----- 出典文書 -----

大青鉄工の検収への考え方とスタンス。
はじめに。
このページでは「検収(けんしゅう)」について、
大青鉄工としての考え方と、
お願いしたい進め方をまとめています。
検収は、
お金の話に直結する分、
言いづらい・揉めやすいテーマでもあります。
だからこそ、
最初にお伝えしておきたいことがあります。
そもそも「検収」とは?
検収とは、簡単に言えば
注文した内容どおりに出来ているかを確認し、
納品(=支払い)を確定する手続き
です。
ここまでは一般的な理解でOKです。
ボクら作り手にとっての検収は
「お互いの確認」です

では、大青鉄工が検収をどう捉えているか。
結論から言うと、検収とは
「買い手が作り手をチェックする場」だけではなく、
「お互いの認識をすり合わせる最終確認」

-----

# 課題
上の検収についての文書を読み、次の問いに答えなさい。
1. このページでは、何をまとめていると述べていますか。
2. 検収が言いづらく揉めやすいテーマでもあるのは、何に直結するからですか。
3. 一般的な理解では、検収とはどのような手続きだと説明されていますか。

----- 入力データ -----

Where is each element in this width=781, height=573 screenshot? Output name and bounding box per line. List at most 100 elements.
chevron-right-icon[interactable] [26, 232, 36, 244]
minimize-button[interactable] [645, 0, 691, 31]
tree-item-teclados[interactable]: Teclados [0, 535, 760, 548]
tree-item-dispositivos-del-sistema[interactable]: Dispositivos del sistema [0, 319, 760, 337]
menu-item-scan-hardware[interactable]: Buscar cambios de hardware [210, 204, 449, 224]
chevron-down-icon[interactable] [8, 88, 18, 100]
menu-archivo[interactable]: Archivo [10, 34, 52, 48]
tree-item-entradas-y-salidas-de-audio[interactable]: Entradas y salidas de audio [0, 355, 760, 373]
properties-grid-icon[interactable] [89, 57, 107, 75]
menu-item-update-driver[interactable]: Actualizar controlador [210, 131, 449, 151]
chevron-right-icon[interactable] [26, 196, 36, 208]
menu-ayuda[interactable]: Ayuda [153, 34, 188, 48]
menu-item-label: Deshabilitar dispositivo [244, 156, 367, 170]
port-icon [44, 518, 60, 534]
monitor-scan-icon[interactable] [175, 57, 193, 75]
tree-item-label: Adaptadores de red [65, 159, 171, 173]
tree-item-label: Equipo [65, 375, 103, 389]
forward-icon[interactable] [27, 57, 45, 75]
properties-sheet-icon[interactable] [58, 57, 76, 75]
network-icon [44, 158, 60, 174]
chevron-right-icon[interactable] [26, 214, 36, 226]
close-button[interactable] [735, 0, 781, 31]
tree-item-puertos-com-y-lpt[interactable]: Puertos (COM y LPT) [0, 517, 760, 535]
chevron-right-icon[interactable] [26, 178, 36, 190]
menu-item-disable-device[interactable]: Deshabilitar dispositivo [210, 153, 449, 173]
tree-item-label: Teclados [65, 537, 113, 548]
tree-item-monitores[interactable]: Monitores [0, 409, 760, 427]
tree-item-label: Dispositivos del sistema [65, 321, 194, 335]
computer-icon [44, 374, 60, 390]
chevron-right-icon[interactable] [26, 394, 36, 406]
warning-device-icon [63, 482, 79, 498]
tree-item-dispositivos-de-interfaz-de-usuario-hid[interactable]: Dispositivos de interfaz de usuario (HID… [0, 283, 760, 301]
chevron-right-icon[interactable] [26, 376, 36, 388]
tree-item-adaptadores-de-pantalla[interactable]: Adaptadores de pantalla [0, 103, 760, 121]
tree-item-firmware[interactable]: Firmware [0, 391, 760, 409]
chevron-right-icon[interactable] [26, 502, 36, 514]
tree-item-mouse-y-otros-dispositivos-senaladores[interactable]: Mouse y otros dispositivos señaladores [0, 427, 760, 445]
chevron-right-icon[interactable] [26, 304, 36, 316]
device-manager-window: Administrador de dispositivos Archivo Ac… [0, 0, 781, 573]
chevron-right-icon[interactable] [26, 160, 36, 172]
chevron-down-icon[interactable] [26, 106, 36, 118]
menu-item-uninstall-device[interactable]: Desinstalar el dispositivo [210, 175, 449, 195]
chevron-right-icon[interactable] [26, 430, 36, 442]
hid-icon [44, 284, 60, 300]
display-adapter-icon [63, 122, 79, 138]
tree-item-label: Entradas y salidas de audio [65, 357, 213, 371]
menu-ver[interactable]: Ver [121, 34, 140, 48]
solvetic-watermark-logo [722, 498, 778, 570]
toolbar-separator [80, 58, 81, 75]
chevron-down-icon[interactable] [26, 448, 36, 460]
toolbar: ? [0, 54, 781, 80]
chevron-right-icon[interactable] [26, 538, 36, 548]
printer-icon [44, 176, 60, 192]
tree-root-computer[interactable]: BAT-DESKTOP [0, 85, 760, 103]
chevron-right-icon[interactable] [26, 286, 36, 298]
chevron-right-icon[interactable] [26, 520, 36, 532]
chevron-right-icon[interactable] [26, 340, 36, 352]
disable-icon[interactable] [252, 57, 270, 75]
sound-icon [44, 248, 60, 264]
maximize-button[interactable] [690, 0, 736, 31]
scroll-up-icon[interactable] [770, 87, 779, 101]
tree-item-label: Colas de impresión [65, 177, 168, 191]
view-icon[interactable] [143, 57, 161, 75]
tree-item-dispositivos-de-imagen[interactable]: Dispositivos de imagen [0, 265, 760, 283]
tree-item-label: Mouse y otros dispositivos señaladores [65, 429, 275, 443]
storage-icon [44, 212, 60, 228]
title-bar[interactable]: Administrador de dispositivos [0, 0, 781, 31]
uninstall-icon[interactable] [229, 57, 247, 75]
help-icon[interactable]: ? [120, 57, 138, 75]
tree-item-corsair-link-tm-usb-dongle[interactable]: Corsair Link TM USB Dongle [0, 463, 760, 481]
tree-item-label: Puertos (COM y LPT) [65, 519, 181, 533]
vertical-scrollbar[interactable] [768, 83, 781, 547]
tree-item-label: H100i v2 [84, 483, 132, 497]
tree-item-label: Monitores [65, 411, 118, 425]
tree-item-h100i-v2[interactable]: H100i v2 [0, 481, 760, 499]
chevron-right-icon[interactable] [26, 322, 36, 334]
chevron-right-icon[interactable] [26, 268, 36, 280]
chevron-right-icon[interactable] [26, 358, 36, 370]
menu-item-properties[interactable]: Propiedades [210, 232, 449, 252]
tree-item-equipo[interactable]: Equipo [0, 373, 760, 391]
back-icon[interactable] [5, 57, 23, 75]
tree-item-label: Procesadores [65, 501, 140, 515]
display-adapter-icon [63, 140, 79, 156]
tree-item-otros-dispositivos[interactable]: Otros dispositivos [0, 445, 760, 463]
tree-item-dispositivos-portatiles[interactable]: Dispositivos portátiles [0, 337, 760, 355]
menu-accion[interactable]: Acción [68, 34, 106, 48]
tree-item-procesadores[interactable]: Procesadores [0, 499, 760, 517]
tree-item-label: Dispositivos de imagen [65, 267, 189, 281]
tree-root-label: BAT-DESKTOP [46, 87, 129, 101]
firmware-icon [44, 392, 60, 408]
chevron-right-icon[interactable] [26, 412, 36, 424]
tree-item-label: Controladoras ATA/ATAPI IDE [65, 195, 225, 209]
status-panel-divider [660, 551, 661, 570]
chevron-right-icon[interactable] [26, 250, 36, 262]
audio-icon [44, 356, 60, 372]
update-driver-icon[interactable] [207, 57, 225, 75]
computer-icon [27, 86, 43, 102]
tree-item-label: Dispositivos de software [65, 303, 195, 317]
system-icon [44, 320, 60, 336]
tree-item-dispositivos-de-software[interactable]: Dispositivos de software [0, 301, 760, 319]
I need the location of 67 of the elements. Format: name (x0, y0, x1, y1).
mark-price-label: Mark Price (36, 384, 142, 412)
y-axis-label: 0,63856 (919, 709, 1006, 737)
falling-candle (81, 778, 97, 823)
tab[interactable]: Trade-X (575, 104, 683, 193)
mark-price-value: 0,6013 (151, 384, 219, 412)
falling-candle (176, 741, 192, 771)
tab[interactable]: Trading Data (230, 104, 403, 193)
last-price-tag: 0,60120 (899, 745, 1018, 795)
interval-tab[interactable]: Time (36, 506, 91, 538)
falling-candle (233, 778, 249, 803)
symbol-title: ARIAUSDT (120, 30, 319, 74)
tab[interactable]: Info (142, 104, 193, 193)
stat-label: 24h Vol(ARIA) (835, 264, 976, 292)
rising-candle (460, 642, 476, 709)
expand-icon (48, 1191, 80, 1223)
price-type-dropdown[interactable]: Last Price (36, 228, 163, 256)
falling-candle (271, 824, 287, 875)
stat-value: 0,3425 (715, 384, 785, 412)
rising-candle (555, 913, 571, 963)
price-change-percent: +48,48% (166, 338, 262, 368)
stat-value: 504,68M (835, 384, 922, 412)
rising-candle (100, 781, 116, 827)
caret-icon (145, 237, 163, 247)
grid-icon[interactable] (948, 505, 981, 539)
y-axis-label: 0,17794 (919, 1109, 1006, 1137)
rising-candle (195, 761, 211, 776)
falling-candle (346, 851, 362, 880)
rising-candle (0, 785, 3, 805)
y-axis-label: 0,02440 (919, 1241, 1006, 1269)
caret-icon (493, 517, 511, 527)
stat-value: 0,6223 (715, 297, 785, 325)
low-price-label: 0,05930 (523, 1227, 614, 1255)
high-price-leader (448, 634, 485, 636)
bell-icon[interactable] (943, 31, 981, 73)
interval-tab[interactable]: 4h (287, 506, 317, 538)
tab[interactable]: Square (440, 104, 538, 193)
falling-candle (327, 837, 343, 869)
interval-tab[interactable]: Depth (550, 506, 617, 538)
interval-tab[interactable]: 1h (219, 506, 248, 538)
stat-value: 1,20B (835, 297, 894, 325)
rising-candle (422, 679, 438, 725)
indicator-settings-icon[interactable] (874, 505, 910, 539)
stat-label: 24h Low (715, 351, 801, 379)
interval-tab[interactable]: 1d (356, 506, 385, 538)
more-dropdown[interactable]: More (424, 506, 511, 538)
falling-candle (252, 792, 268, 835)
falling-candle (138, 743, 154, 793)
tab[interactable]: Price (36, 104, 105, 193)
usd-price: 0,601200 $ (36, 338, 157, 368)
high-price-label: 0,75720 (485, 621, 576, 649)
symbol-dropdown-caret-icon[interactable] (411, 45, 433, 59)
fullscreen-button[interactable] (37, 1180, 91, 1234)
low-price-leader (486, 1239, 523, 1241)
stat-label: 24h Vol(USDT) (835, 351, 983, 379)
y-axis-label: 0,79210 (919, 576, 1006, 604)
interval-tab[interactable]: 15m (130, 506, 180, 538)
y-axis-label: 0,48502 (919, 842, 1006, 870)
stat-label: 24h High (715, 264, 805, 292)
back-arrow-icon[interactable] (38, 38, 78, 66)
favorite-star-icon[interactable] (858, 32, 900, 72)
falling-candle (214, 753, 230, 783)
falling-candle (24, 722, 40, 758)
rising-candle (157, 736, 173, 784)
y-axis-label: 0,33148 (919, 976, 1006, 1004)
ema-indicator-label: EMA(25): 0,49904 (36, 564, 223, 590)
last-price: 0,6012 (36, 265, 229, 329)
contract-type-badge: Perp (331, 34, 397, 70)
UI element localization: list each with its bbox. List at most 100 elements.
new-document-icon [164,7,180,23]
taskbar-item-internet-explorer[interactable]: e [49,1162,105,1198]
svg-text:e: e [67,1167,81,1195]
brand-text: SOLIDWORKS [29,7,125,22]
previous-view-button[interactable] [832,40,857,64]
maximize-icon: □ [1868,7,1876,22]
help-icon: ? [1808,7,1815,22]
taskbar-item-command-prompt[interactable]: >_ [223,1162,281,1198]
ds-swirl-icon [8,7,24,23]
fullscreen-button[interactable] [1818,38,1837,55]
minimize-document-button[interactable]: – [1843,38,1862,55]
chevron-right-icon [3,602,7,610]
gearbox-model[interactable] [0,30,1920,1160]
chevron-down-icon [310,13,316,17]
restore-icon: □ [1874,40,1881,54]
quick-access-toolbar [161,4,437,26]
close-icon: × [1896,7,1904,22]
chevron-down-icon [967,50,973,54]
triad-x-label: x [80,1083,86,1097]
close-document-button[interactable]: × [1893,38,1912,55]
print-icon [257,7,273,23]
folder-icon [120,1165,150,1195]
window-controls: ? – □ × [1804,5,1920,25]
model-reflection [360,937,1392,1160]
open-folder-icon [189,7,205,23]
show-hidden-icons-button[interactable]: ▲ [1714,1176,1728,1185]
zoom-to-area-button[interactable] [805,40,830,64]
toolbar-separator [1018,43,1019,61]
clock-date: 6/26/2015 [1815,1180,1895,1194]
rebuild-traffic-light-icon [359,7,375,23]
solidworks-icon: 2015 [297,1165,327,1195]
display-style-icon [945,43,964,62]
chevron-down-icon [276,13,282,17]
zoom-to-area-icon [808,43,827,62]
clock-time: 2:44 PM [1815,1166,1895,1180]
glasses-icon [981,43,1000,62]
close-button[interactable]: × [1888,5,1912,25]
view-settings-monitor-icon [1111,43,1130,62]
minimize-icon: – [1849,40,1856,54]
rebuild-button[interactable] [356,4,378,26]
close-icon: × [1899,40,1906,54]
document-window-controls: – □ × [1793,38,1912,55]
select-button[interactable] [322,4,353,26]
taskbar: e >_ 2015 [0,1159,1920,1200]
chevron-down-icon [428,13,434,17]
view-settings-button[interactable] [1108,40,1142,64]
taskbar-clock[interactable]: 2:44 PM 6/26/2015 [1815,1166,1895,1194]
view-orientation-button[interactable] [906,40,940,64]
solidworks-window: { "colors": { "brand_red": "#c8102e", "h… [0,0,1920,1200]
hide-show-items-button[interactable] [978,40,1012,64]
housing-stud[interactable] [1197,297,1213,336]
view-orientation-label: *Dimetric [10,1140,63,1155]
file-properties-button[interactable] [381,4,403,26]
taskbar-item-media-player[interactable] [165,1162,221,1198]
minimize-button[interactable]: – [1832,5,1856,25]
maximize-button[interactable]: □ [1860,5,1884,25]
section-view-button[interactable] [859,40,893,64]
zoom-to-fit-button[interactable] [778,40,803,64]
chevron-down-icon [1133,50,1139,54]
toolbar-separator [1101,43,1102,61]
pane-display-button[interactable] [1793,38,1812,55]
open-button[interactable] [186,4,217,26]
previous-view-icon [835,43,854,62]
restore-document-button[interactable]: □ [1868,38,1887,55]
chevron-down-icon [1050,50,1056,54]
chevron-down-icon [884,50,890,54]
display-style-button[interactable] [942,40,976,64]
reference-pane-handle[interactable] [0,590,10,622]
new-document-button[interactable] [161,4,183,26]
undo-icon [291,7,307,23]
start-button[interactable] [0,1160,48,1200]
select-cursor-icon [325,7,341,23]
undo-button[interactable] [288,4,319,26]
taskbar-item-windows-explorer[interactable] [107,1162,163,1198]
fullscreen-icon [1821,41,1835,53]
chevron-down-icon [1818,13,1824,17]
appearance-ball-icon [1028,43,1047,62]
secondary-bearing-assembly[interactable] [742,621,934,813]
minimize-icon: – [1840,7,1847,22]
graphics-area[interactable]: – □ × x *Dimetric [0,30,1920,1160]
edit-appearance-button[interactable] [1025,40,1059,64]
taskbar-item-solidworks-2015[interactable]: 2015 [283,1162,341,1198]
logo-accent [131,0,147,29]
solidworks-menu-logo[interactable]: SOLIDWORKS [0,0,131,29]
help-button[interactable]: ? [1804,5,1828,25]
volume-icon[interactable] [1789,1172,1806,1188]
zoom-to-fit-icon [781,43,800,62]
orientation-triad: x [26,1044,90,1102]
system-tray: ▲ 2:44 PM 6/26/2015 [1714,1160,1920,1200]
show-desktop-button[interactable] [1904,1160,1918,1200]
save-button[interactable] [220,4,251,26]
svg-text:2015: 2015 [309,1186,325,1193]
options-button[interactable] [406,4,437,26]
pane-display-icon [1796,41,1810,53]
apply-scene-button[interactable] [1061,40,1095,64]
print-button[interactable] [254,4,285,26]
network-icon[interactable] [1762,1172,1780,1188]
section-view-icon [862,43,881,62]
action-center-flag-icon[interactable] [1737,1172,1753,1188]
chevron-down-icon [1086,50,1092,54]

-----

# 解答
1. 「検収」について、大青鉄工としての考え方と、お願いしたい進め方。
2. お金の話。
3. 注文した内容どおりに出来ているかを確認し、納品(=支払い)を確定する手続き。